- _Problem details_
Render every entry exactly as it appears.

======== Rows

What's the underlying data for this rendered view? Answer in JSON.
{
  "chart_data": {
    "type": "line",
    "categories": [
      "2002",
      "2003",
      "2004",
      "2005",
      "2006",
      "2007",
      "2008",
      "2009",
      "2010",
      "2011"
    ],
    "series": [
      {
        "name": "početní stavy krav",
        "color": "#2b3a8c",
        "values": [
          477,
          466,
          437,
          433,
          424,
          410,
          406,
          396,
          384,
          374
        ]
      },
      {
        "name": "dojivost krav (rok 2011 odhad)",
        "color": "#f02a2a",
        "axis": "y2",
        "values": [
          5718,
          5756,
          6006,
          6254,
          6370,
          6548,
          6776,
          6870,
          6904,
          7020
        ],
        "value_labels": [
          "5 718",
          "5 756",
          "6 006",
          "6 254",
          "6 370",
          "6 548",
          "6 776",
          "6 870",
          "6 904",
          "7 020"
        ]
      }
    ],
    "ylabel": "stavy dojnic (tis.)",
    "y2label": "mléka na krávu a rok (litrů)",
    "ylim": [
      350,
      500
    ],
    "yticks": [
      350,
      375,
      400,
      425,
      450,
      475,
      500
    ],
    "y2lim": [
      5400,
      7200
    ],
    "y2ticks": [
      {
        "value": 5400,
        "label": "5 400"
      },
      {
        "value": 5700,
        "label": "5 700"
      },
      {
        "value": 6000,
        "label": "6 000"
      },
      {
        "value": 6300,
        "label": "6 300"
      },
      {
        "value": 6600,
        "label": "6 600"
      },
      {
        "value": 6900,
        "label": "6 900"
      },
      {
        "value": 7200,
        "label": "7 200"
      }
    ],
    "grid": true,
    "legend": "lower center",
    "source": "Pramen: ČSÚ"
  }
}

================

- _Output below_
What's the underlying data for this rendered view? Answer in JSON.
{
  "chart_data": {
    "type": "line",
    "categories": [
      "2002",
      "2003",
      "2004",
      "2005",
      "2006",
      "2007",
      "2008",
      "2009",
      "2010",
      "2011"
    ],
    "series": [
      {
        "name": "početní stavy krav",
        "color": "#2b3a8c",
        "values": [
          477,
          466,
          437,
          433,
          424,
          410,
          406,
          396,
          384,
          374
        ]
      },
      {
        "name": "dojivost krav (rok 2011 odhad)",
        "color": "#f02a2a",
        "axis": "y2",
        "values": [
          5718,
          5756,
          6006,
          6254,
          6370,
          6548,
          6776,
          6870,
          6904,
          7020
        ],
        "value_labels": [
          "5 718",
          "5 756",
          "6 006",
          "6 254",
          "6 370",
          "6 548",
          "6 776",
          "6 870",
          "6 904",
          "7 020"
        ]
      }
    ],
    "ylabel": "stavy dojnic (tis.)",
    "y2label": "mléka na krávu a rok (litrů)",
    "ylim": [
      350,
      500
    ],
    "yticks": [
      350,
      375,
      400,
      425,
      450,
      475,
      500
    ],
    "y2lim": [
      5400,
      7200
    ],
    "y2ticks": [
      {
        "value": 5400,
        "label": "5 400"
      },
      {
        "value": 5700,
        "label": "5 700"
      },
      {
        "value": 6000,
        "label": "6 000"
      },
      {
        "value": 6300,
        "label": "6 300"
      },
      {
        "value": 6600,
        "label": "6 600"
      },
      {
        "value": 6900,
        "label": "6 900"
      },
      {
        "value": 7200,
        "label": "7 200"
      }
    ],
    "grid": true,
    "legend": "lower center",
    "source": "Pramen: ČSÚ"
  }
}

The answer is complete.